##### BRANO DA ESAMINARE
Partire è un po’ morire, dice il proverbio. Per una persona ansiosa non si tratta di saggezza popolare ma di una verità sacra. Il meccanismo si può riassumere grossolanamente così: partenza=distacco=paura=ansia.

Si comincia col pensarci, mesi prima. Naturalmente si deve trattare di un viaggio per andare lontani, possibilmente in aereo, possibilmente in altro continente. Nei mesi che precedono la partenza, ogni notizia di incidenti aerei diventa una minaccia personale. Se poi è una di quelle tragedie tipo “il pilota impazzisce e porta l’aereo a schiantarsi su una montagna” si arriva al delirio paranoide d’un balzo.

Si pensa. A tutto, cioè a tutto ciò che potrebbe rappresentare un problema: e se in aeroporto mi viene un attacco di panico prima della partenza? E se dopo il volo sono troppo stanco e svengo all’arrivo? E se mi perdono i bagagli? E se non riesco a farmi capire e non riesco a capire chi mi parla? (eccetera eccetera a seconda delle modalità del viaggio).

I preparativi, avviati mentalmente in quei mesi faticosi, vissuti sul filo dei nervi, cominciano nella realtà una settimana o dieci giorni prima. E partono dai dettagli, mai dai fondamentali tipo valigia e scarpe. Se si valuta che potrebbe far freddo, è bene andare ad acquistare qualche capo idoneo, se farà caldo meglio pensare subito a un cappello che pari il sole a picco. I supporti elettronici: carica batterie del cellulare, batteria della macchina fotografica. Documenti: passaporto, carta d’identità, patente, tessera sanitaria, password di bancomat, carta di credito, home banking. I supporti medici: aspirina e tachipirina, integratori di sali minerali (in estate), ansiolitico (of course). Se temi sia scaduto o non più efficace per il troppo tempo trascorso a giro per le tasche di pantaloni, giubbotti e zaini, via dal medico a farti una nuova prescrizione: l’ansiolitico deve essere bello fresco e potente, la benzodiazepina si deve poter gustare in tutte le sue sfumature, come a una degustazione di Brunello. Poi magari non servirà, ma se dovesse servire… l’essenziale è averlo a portata di mano. Sempre. E in perfette condizioni.
##########
##### ESTRATTO DEI DATI
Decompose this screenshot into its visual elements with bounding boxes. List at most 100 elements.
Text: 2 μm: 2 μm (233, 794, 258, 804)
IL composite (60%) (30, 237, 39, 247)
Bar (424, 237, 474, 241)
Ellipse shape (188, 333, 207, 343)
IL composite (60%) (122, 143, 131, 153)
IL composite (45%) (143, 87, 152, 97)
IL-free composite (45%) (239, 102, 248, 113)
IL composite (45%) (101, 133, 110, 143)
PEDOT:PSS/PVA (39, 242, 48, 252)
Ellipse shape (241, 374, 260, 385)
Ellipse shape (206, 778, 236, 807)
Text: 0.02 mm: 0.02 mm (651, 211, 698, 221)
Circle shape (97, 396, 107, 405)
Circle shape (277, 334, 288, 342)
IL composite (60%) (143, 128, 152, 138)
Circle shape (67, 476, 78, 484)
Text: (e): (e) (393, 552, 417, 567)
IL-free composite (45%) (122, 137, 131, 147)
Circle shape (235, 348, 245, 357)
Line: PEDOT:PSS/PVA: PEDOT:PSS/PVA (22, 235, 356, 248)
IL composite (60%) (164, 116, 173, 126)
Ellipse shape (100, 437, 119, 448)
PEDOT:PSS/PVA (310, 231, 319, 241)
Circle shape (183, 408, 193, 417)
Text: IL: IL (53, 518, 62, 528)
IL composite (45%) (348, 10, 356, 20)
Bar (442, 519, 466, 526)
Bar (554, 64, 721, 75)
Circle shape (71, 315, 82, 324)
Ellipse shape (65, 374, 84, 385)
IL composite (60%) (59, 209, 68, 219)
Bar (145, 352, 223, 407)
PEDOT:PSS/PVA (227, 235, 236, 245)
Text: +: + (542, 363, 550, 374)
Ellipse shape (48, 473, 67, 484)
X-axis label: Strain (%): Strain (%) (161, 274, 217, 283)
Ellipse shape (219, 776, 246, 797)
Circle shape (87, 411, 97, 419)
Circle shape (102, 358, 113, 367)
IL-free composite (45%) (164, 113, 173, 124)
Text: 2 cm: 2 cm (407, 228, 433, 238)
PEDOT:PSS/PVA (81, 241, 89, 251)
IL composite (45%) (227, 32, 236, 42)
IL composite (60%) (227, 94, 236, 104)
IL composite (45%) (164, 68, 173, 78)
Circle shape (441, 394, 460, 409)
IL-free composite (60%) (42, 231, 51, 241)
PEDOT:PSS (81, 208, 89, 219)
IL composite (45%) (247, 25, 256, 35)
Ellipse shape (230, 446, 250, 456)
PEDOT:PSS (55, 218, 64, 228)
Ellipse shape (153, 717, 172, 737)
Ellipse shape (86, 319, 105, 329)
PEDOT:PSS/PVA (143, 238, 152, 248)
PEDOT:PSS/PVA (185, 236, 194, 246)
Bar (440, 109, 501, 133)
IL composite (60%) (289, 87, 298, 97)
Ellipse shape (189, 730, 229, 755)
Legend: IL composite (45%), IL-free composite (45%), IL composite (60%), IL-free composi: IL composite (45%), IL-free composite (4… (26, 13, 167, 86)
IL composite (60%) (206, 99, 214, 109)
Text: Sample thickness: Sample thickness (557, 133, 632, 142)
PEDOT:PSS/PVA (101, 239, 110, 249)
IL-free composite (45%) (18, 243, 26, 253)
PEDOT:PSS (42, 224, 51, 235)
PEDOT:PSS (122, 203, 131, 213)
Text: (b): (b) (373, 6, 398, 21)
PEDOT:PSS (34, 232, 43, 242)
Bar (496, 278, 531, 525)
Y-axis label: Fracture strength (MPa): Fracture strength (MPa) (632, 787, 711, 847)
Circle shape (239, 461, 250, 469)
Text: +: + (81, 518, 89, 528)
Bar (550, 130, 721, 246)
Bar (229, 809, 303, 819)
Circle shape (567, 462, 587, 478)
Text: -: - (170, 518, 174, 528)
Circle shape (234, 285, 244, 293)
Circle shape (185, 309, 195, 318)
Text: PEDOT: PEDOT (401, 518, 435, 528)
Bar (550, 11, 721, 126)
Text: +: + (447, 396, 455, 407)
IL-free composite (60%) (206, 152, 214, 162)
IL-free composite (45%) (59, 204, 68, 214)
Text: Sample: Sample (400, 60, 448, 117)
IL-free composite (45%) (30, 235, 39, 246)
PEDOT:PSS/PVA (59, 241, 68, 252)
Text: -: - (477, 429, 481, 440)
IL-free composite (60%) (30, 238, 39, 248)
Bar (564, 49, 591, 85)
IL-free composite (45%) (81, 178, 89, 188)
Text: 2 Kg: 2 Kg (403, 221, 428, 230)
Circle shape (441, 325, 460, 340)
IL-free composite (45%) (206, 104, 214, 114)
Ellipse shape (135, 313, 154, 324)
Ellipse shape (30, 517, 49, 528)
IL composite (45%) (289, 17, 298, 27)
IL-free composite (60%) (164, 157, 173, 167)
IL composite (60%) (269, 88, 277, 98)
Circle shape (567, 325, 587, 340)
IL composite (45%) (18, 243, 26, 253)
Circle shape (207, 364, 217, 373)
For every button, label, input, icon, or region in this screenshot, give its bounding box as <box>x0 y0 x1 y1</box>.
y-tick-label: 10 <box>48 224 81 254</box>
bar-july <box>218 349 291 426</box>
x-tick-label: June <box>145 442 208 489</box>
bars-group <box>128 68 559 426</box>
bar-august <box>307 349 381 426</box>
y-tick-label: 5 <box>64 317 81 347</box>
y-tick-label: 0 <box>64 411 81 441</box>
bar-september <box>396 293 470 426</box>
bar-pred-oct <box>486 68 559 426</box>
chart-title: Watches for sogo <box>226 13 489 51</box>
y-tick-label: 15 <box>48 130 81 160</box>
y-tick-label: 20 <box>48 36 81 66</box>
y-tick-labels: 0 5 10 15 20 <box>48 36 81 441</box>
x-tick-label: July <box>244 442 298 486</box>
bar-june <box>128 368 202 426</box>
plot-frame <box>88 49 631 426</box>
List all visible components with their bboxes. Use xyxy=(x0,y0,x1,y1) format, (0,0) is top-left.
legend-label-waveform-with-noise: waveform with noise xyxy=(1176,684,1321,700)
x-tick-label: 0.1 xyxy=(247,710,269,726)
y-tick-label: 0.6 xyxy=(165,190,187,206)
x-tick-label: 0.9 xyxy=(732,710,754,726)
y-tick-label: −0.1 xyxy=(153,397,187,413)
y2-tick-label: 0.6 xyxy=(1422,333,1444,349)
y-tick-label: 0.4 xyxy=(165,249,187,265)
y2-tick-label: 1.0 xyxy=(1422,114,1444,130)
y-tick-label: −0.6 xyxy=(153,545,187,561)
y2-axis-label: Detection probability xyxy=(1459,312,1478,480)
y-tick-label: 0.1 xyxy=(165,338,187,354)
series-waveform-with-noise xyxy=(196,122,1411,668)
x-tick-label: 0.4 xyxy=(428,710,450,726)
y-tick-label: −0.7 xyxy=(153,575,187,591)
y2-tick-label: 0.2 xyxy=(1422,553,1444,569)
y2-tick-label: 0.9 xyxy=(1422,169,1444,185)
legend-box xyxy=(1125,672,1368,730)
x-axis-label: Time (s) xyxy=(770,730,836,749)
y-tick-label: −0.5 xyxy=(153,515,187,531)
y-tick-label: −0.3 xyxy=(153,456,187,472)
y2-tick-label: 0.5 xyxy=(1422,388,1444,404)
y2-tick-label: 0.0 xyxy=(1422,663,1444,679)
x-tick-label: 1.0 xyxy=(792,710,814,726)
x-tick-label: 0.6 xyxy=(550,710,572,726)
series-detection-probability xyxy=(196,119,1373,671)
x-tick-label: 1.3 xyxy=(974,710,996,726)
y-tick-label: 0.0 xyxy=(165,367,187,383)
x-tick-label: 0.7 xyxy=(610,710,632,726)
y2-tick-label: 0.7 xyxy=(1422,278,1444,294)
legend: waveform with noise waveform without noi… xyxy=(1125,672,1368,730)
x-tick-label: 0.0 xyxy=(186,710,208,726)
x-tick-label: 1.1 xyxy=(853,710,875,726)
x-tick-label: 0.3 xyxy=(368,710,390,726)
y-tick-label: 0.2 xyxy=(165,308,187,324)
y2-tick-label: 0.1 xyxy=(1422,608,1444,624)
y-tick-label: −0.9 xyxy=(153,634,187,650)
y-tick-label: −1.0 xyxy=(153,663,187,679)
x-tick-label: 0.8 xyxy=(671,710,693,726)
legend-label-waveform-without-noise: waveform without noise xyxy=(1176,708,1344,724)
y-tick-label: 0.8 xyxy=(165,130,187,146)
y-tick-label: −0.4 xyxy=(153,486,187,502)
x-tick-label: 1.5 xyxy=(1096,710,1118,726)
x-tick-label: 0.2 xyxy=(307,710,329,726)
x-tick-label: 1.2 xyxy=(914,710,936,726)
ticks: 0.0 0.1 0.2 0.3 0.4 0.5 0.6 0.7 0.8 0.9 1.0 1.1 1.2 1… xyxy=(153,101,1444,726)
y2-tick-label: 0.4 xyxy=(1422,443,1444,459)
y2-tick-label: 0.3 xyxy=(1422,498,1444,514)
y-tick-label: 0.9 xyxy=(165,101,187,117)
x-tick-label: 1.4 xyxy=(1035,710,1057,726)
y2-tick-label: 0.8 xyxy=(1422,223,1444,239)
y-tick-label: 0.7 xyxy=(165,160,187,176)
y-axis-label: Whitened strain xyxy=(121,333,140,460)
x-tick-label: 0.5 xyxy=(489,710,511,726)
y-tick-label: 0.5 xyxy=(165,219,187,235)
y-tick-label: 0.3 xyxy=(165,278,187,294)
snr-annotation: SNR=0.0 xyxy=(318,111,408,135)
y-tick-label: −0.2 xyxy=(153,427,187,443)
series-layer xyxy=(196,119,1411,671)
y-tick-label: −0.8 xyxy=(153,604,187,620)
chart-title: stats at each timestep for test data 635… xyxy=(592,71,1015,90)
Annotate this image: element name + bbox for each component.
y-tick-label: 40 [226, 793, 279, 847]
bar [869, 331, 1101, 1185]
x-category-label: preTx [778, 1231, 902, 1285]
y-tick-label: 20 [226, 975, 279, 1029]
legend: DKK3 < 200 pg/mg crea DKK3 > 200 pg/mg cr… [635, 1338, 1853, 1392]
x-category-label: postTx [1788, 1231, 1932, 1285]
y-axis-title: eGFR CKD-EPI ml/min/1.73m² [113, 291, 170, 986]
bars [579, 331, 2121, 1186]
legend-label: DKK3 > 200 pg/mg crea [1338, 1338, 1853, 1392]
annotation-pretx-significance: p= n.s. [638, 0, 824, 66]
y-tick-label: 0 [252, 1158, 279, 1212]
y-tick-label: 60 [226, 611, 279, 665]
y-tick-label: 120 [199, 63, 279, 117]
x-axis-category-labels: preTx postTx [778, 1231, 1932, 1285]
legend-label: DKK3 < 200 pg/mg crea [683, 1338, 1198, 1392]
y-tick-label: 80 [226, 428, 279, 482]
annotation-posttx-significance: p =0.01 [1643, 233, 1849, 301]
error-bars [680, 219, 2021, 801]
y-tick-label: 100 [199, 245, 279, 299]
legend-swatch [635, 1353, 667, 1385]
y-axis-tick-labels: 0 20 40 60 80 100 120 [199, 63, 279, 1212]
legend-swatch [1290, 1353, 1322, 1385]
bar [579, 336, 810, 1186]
##########
### I TUOI COMPITI
1 – Sostituisci "montagna" con "collina" nel tratto del brano sull'ansia da viaggio che va da "Si comincia col" fino a "paranoide d’un balzo.", e riscrivi quel tratto.
2 – Continua il brano sull'ansia da viaggio a partire dal punto in cui si ferma.
Le righe non servono per svolgere il lavoro.

### RISPOSTE NUMERATE
1 –
Si comincia col pensarci, mesi prima. Naturalmente si deve trattare di un viaggio per andare lontani, possibilmente in aereo, possibilmente in altro continente. Nei mesi che precedono la partenza, ogni notizia di incidenti aerei diventa una minaccia personale. Se poi è una di quelle tragedie tipo “il pilota impazzisce e porta l’aereo a schiantarsi su una collina” si arriva al delirio paranoide d’un balzo.

2 –
Quando arriva il momento di lasciare fisicamente casa, anche se per raggiungere la destinazione mancano ancora tre aerei, altrettanti aeroporti e 24 ore e passa di viaggio, il peggio è ormai dietro alle spalle. L’ansioso ha già vissuto tutto prima, ha già sofferto i disagi possibili e anche quelli più improbabili, ed ora è tutto concentrato, istante per istante, nel viaggio, stavolta quello vero. Rispetto a un viaggiatore non ansioso, è in netto vantaggio. Anche perché lo stato di allarme per eventuali imprevisti è per lui sempre a livello massimo, e quindi la reazione si rivela in caso di necessità ultraveloce e dritta al risultato.

I più fortunati, una volta decollato l’aereo, sentono salire pian piano dentro di sé il contrario dell’ansia: un gran senso di pace. “Sono partito, ma non sono morto!”.